[EXERCISE OBJECTIVE]:
Find each line holding "this" and copy it out.
>> BEGIN RECORDS FOR THE TASK
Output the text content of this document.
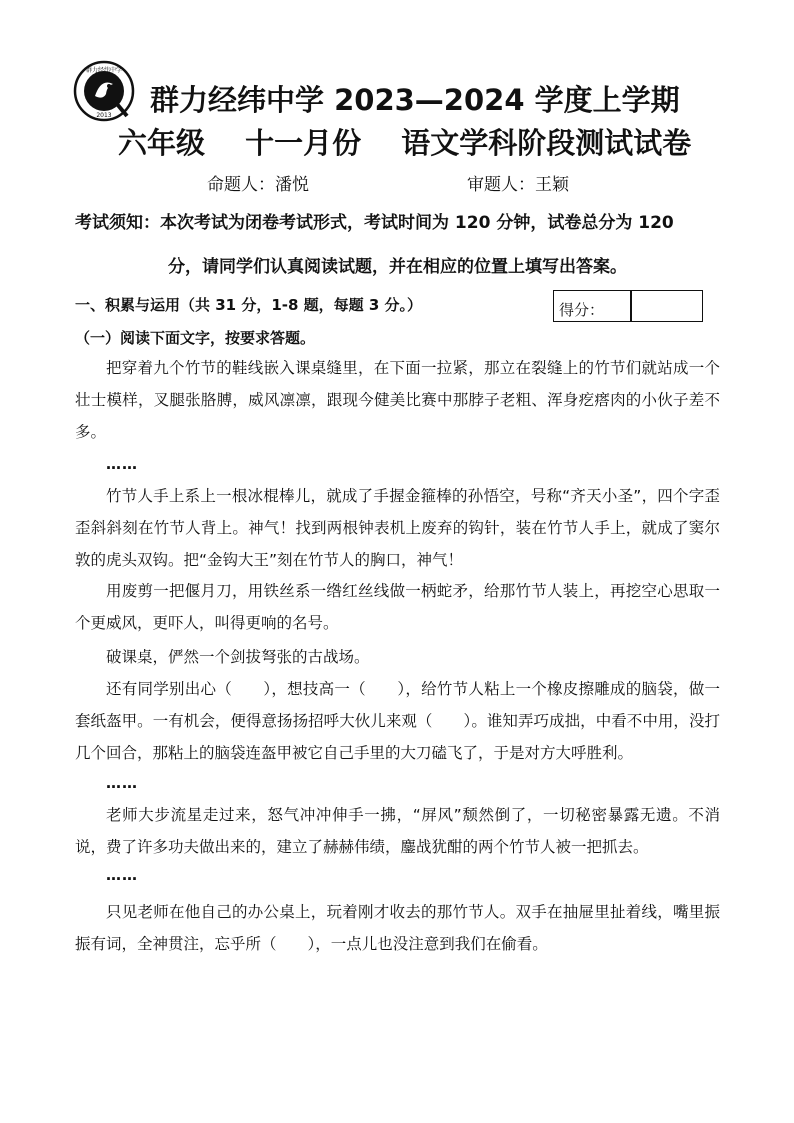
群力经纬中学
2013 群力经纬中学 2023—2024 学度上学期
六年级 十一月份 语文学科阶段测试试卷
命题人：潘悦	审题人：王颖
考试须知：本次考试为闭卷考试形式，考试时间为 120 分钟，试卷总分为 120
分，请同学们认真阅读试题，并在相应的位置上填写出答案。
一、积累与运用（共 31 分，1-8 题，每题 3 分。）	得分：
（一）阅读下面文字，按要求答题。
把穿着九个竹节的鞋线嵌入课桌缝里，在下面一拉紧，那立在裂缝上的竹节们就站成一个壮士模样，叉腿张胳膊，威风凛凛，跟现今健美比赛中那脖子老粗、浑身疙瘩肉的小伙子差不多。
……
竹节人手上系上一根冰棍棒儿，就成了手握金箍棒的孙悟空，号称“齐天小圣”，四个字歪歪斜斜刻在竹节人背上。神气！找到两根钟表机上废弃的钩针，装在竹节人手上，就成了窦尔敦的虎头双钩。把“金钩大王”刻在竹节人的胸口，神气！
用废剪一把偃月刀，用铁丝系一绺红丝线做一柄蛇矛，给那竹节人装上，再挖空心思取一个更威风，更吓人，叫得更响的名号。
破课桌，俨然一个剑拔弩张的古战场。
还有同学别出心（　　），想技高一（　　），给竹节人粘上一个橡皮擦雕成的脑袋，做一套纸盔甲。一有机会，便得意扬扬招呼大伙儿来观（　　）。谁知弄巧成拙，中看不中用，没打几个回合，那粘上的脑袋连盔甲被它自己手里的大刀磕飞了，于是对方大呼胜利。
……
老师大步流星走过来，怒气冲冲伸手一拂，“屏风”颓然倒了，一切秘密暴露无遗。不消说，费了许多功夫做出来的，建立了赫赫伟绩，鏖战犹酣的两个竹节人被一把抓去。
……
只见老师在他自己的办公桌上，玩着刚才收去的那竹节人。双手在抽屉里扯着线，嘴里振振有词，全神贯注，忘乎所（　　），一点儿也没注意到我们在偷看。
>> END RECORDS FOR THE TASK
>> BEGIN RECORDS FOR THE TASK
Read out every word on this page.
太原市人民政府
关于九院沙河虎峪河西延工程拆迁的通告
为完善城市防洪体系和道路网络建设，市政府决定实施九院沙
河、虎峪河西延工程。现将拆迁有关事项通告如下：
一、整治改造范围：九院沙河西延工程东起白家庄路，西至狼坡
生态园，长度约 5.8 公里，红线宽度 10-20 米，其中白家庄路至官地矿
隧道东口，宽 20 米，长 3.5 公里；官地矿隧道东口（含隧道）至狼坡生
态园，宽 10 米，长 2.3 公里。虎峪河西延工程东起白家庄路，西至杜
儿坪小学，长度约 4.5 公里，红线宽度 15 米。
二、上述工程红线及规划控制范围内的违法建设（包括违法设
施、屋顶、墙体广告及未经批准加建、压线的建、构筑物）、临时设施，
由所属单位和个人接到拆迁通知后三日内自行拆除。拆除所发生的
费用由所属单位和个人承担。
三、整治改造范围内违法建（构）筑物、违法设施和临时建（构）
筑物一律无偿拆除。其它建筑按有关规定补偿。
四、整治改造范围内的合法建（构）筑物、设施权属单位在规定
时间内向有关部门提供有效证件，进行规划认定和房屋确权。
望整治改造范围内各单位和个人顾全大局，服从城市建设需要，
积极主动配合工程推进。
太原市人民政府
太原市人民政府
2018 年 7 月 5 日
>> END RECORDS FOR THE TASK
[OUTPUT OF THE TASK]:
Output the text content of this document.
Read out every word on this page.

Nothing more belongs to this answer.